Job - In the listing below, find every line containing "title" and copy it out.

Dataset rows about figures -
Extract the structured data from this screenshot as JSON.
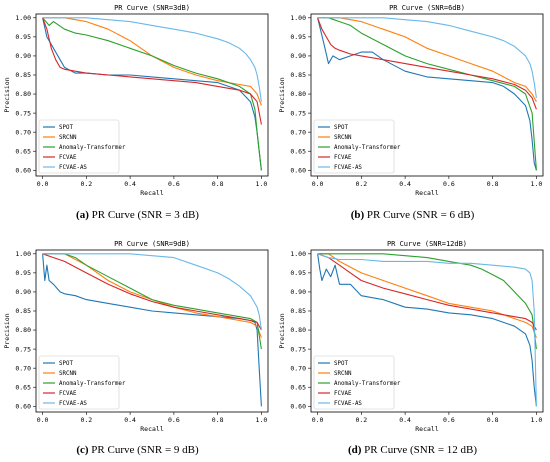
{
  "chart_data": [
    {
      "type": "line",
      "title": "PR Curve (SNR=3dB)",
      "xlabel": "Recall",
      "ylabel": "Precision",
      "xlim": [
        -0.03,
        1.03
      ],
      "ylim": [
        0.585,
        1.01
      ],
      "xticks": [
        "0.0",
        "0.2",
        "0.4",
        "0.6",
        "0.8",
        "1.0"
      ],
      "yticks": [
        "0.60",
        "0.65",
        "0.70",
        "0.75",
        "0.80",
        "0.85",
        "0.90",
        "0.95",
        "1.00"
      ],
      "legend": "lower-left",
      "caption_letter": "(a)",
      "caption_text": "PR Curve (SNR = 3 dB)",
      "series": [
        {
          "name": "SPOT",
          "color": "#1f77b4",
          "x": [
            0.0,
            0.02,
            0.05,
            0.08,
            0.1,
            0.15,
            0.2,
            0.3,
            0.4,
            0.5,
            0.6,
            0.7,
            0.8,
            0.85,
            0.9,
            0.95,
            0.97,
            0.98,
            0.99,
            1.0
          ],
          "y": [
            1.0,
            0.95,
            0.92,
            0.89,
            0.87,
            0.855,
            0.855,
            0.85,
            0.85,
            0.845,
            0.84,
            0.835,
            0.83,
            0.82,
            0.81,
            0.78,
            0.74,
            0.7,
            0.65,
            0.6
          ]
        },
        {
          "name": "SRCNN",
          "color": "#ff7f0e",
          "x": [
            0.0,
            0.05,
            0.1,
            0.2,
            0.3,
            0.4,
            0.5,
            0.6,
            0.7,
            0.8,
            0.9,
            0.95,
            0.98,
            1.0
          ],
          "y": [
            1.0,
            1.0,
            1.0,
            0.99,
            0.97,
            0.94,
            0.9,
            0.87,
            0.85,
            0.835,
            0.825,
            0.82,
            0.8,
            0.77
          ]
        },
        {
          "name": "Anomaly-Transformer",
          "color": "#2ca02c",
          "x": [
            0.0,
            0.03,
            0.05,
            0.1,
            0.15,
            0.2,
            0.3,
            0.4,
            0.5,
            0.6,
            0.7,
            0.8,
            0.9,
            0.95,
            0.97,
            0.98,
            0.99,
            1.0
          ],
          "y": [
            1.0,
            0.98,
            0.99,
            0.97,
            0.96,
            0.955,
            0.94,
            0.92,
            0.9,
            0.875,
            0.855,
            0.84,
            0.82,
            0.8,
            0.76,
            0.7,
            0.65,
            0.6
          ]
        },
        {
          "name": "FCVAE",
          "color": "#d62728",
          "x": [
            0.0,
            0.02,
            0.04,
            0.06,
            0.08,
            0.1,
            0.15,
            0.2,
            0.3,
            0.4,
            0.5,
            0.6,
            0.7,
            0.8,
            0.9,
            0.95,
            0.98,
            1.0
          ],
          "y": [
            1.0,
            0.97,
            0.92,
            0.89,
            0.87,
            0.865,
            0.86,
            0.855,
            0.85,
            0.845,
            0.84,
            0.835,
            0.83,
            0.82,
            0.81,
            0.8,
            0.78,
            0.72
          ]
        },
        {
          "name": "FCVAE-AS",
          "color": "#6ab8e8",
          "x": [
            0.0,
            0.05,
            0.1,
            0.2,
            0.3,
            0.4,
            0.5,
            0.6,
            0.7,
            0.8,
            0.85,
            0.9,
            0.93,
            0.95,
            0.97,
            0.98,
            0.99,
            1.0
          ],
          "y": [
            1.0,
            1.0,
            1.0,
            1.0,
            0.995,
            0.99,
            0.98,
            0.97,
            0.96,
            0.945,
            0.935,
            0.92,
            0.905,
            0.89,
            0.87,
            0.85,
            0.82,
            0.78
          ]
        }
      ]
    },
    {
      "type": "line",
      "title": "PR Curve (SNR=6dB)",
      "xlabel": "Recall",
      "ylabel": "Precision",
      "xlim": [
        -0.03,
        1.03
      ],
      "ylim": [
        0.585,
        1.01
      ],
      "xticks": [
        "0.0",
        "0.2",
        "0.4",
        "0.6",
        "0.8",
        "1.0"
      ],
      "yticks": [
        "0.60",
        "0.65",
        "0.70",
        "0.75",
        "0.80",
        "0.85",
        "0.90",
        "0.95",
        "1.00"
      ],
      "legend": "lower-left",
      "caption_letter": "(b)",
      "caption_text": "PR Curve (SNR = 6 dB)",
      "series": [
        {
          "name": "SPOT",
          "color": "#1f77b4",
          "x": [
            0.0,
            0.03,
            0.05,
            0.07,
            0.1,
            0.15,
            0.2,
            0.25,
            0.3,
            0.4,
            0.5,
            0.6,
            0.7,
            0.8,
            0.85,
            0.9,
            0.95,
            0.97,
            0.98,
            0.99,
            1.0
          ],
          "y": [
            1.0,
            0.93,
            0.88,
            0.9,
            0.89,
            0.9,
            0.91,
            0.91,
            0.89,
            0.86,
            0.845,
            0.84,
            0.835,
            0.83,
            0.82,
            0.8,
            0.77,
            0.73,
            0.68,
            0.62,
            0.6
          ]
        },
        {
          "name": "SRCNN",
          "color": "#ff7f0e",
          "x": [
            0.0,
            0.05,
            0.1,
            0.2,
            0.3,
            0.4,
            0.5,
            0.6,
            0.7,
            0.8,
            0.9,
            0.95,
            0.98,
            1.0
          ],
          "y": [
            1.0,
            1.0,
            1.0,
            0.99,
            0.97,
            0.95,
            0.92,
            0.9,
            0.88,
            0.86,
            0.83,
            0.82,
            0.8,
            0.78
          ]
        },
        {
          "name": "Anomaly-Transformer",
          "color": "#2ca02c",
          "x": [
            0.0,
            0.05,
            0.1,
            0.15,
            0.2,
            0.3,
            0.4,
            0.5,
            0.6,
            0.7,
            0.8,
            0.9,
            0.95,
            0.98,
            1.0
          ],
          "y": [
            1.0,
            1.0,
            0.99,
            0.98,
            0.96,
            0.93,
            0.9,
            0.88,
            0.865,
            0.85,
            0.835,
            0.82,
            0.8,
            0.75,
            0.6
          ]
        },
        {
          "name": "FCVAE",
          "color": "#d62728",
          "x": [
            0.0,
            0.02,
            0.04,
            0.06,
            0.08,
            0.1,
            0.15,
            0.2,
            0.3,
            0.4,
            0.5,
            0.6,
            0.7,
            0.8,
            0.9,
            0.95,
            0.98,
            1.0
          ],
          "y": [
            1.0,
            0.97,
            0.95,
            0.93,
            0.92,
            0.915,
            0.905,
            0.9,
            0.89,
            0.88,
            0.87,
            0.86,
            0.85,
            0.84,
            0.825,
            0.81,
            0.79,
            0.76
          ]
        },
        {
          "name": "FCVAE-AS",
          "color": "#6ab8e8",
          "x": [
            0.0,
            0.05,
            0.1,
            0.2,
            0.3,
            0.4,
            0.5,
            0.6,
            0.7,
            0.8,
            0.85,
            0.9,
            0.93,
            0.95,
            0.97,
            0.98,
            0.99,
            1.0
          ],
          "y": [
            1.0,
            1.0,
            1.0,
            1.0,
            1.0,
            0.995,
            0.99,
            0.98,
            0.965,
            0.95,
            0.94,
            0.925,
            0.91,
            0.9,
            0.88,
            0.86,
            0.83,
            0.79
          ]
        }
      ]
    },
    {
      "type": "line",
      "title": "PR Curve (SNR=9dB)",
      "xlabel": "Recall",
      "ylabel": "Precision",
      "xlim": [
        -0.03,
        1.03
      ],
      "ylim": [
        0.585,
        1.01
      ],
      "xticks": [
        "0.0",
        "0.2",
        "0.4",
        "0.6",
        "0.8",
        "1.0"
      ],
      "yticks": [
        "0.60",
        "0.65",
        "0.70",
        "0.75",
        "0.80",
        "0.85",
        "0.90",
        "0.95",
        "1.00"
      ],
      "legend": "lower-left",
      "caption_letter": "(c)",
      "caption_text": "PR Curve (SNR = 9 dB)",
      "series": [
        {
          "name": "SPOT",
          "color": "#1f77b4",
          "x": [
            0.0,
            0.01,
            0.02,
            0.03,
            0.05,
            0.08,
            0.1,
            0.15,
            0.2,
            0.3,
            0.4,
            0.5,
            0.6,
            0.7,
            0.8,
            0.9,
            0.95,
            0.97,
            0.98,
            0.99,
            1.0
          ],
          "y": [
            1.0,
            0.93,
            0.97,
            0.93,
            0.92,
            0.9,
            0.895,
            0.89,
            0.88,
            0.87,
            0.86,
            0.85,
            0.845,
            0.84,
            0.835,
            0.83,
            0.825,
            0.82,
            0.8,
            0.7,
            0.6
          ]
        },
        {
          "name": "SRCNN",
          "color": "#ff7f0e",
          "x": [
            0.0,
            0.05,
            0.1,
            0.2,
            0.3,
            0.4,
            0.5,
            0.6,
            0.7,
            0.8,
            0.9,
            0.95,
            0.98,
            1.0
          ],
          "y": [
            1.0,
            1.0,
            1.0,
            0.97,
            0.93,
            0.9,
            0.88,
            0.86,
            0.845,
            0.835,
            0.825,
            0.82,
            0.81,
            0.78
          ]
        },
        {
          "name": "Anomaly-Transformer",
          "color": "#2ca02c",
          "x": [
            0.0,
            0.05,
            0.1,
            0.15,
            0.2,
            0.3,
            0.4,
            0.5,
            0.6,
            0.7,
            0.8,
            0.9,
            0.95,
            0.98,
            1.0
          ],
          "y": [
            1.0,
            1.0,
            1.0,
            0.99,
            0.97,
            0.94,
            0.91,
            0.88,
            0.865,
            0.855,
            0.845,
            0.835,
            0.83,
            0.82,
            0.75
          ]
        },
        {
          "name": "FCVAE",
          "color": "#d62728",
          "x": [
            0.0,
            0.05,
            0.1,
            0.2,
            0.3,
            0.4,
            0.5,
            0.6,
            0.7,
            0.8,
            0.9,
            0.95,
            0.98,
            1.0
          ],
          "y": [
            1.0,
            0.99,
            0.98,
            0.95,
            0.92,
            0.895,
            0.875,
            0.86,
            0.85,
            0.84,
            0.83,
            0.825,
            0.82,
            0.8
          ]
        },
        {
          "name": "FCVAE-AS",
          "color": "#6ab8e8",
          "x": [
            0.0,
            0.1,
            0.2,
            0.3,
            0.4,
            0.5,
            0.6,
            0.7,
            0.8,
            0.85,
            0.9,
            0.93,
            0.95,
            0.97,
            0.98,
            0.99,
            1.0
          ],
          "y": [
            1.0,
            1.0,
            1.0,
            1.0,
            1.0,
            0.995,
            0.99,
            0.97,
            0.95,
            0.935,
            0.915,
            0.9,
            0.89,
            0.87,
            0.86,
            0.84,
            0.8
          ]
        }
      ]
    },
    {
      "type": "line",
      "title": "PR Curve (SNR=12dB)",
      "xlabel": "Recall",
      "ylabel": "Precision",
      "xlim": [
        -0.03,
        1.03
      ],
      "ylim": [
        0.585,
        1.01
      ],
      "xticks": [
        "0.0",
        "0.2",
        "0.4",
        "0.6",
        "0.8",
        "1.0"
      ],
      "yticks": [
        "0.60",
        "0.65",
        "0.70",
        "0.75",
        "0.80",
        "0.85",
        "0.90",
        "0.95",
        "1.00"
      ],
      "legend": "lower-left",
      "caption_letter": "(d)",
      "caption_text": "PR Curve (SNR = 12 dB)",
      "series": [
        {
          "name": "SPOT",
          "color": "#1f77b4",
          "x": [
            0.0,
            0.01,
            0.02,
            0.04,
            0.06,
            0.08,
            0.1,
            0.15,
            0.2,
            0.3,
            0.4,
            0.5,
            0.6,
            0.7,
            0.8,
            0.9,
            0.95,
            0.97,
            0.98,
            0.99,
            1.0
          ],
          "y": [
            1.0,
            0.96,
            0.93,
            0.96,
            0.94,
            0.97,
            0.92,
            0.92,
            0.89,
            0.88,
            0.86,
            0.855,
            0.845,
            0.84,
            0.83,
            0.81,
            0.79,
            0.76,
            0.72,
            0.65,
            0.6
          ]
        },
        {
          "name": "SRCNN",
          "color": "#ff7f0e",
          "x": [
            0.0,
            0.05,
            0.1,
            0.2,
            0.3,
            0.4,
            0.5,
            0.6,
            0.7,
            0.8,
            0.9,
            0.95,
            0.98,
            1.0
          ],
          "y": [
            1.0,
            1.0,
            0.98,
            0.95,
            0.93,
            0.91,
            0.89,
            0.87,
            0.86,
            0.85,
            0.83,
            0.82,
            0.81,
            0.78
          ]
        },
        {
          "name": "Anomaly-Transformer",
          "color": "#2ca02c",
          "x": [
            0.0,
            0.1,
            0.2,
            0.3,
            0.4,
            0.5,
            0.6,
            0.7,
            0.75,
            0.8,
            0.85,
            0.9,
            0.95,
            0.98,
            1.0
          ],
          "y": [
            1.0,
            1.0,
            1.0,
            1.0,
            0.995,
            0.99,
            0.98,
            0.97,
            0.96,
            0.945,
            0.93,
            0.9,
            0.87,
            0.84,
            0.75
          ]
        },
        {
          "name": "FCVAE",
          "color": "#d62728",
          "x": [
            0.0,
            0.05,
            0.1,
            0.15,
            0.2,
            0.3,
            0.4,
            0.5,
            0.6,
            0.7,
            0.8,
            0.9,
            0.95,
            0.98,
            1.0
          ],
          "y": [
            1.0,
            0.99,
            0.97,
            0.95,
            0.93,
            0.91,
            0.895,
            0.88,
            0.865,
            0.855,
            0.845,
            0.835,
            0.83,
            0.82,
            0.8
          ]
        },
        {
          "name": "FCVAE-AS",
          "color": "#6ab8e8",
          "x": [
            0.0,
            0.05,
            0.1,
            0.2,
            0.3,
            0.4,
            0.5,
            0.6,
            0.7,
            0.8,
            0.9,
            0.95,
            0.97,
            0.98,
            0.99,
            1.0
          ],
          "y": [
            1.0,
            0.99,
            0.985,
            0.985,
            0.98,
            0.98,
            0.98,
            0.975,
            0.975,
            0.97,
            0.965,
            0.96,
            0.95,
            0.93,
            0.85,
            0.6
          ]
        }
      ]
    }
  ]
}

Written solution -
      "title": "PR Curve (SNR=3dB)",
      "title": "PR Curve (SNR=6dB)",
      "title": "PR Curve (SNR=9dB)",
      "title": "PR Curve (SNR=12dB)",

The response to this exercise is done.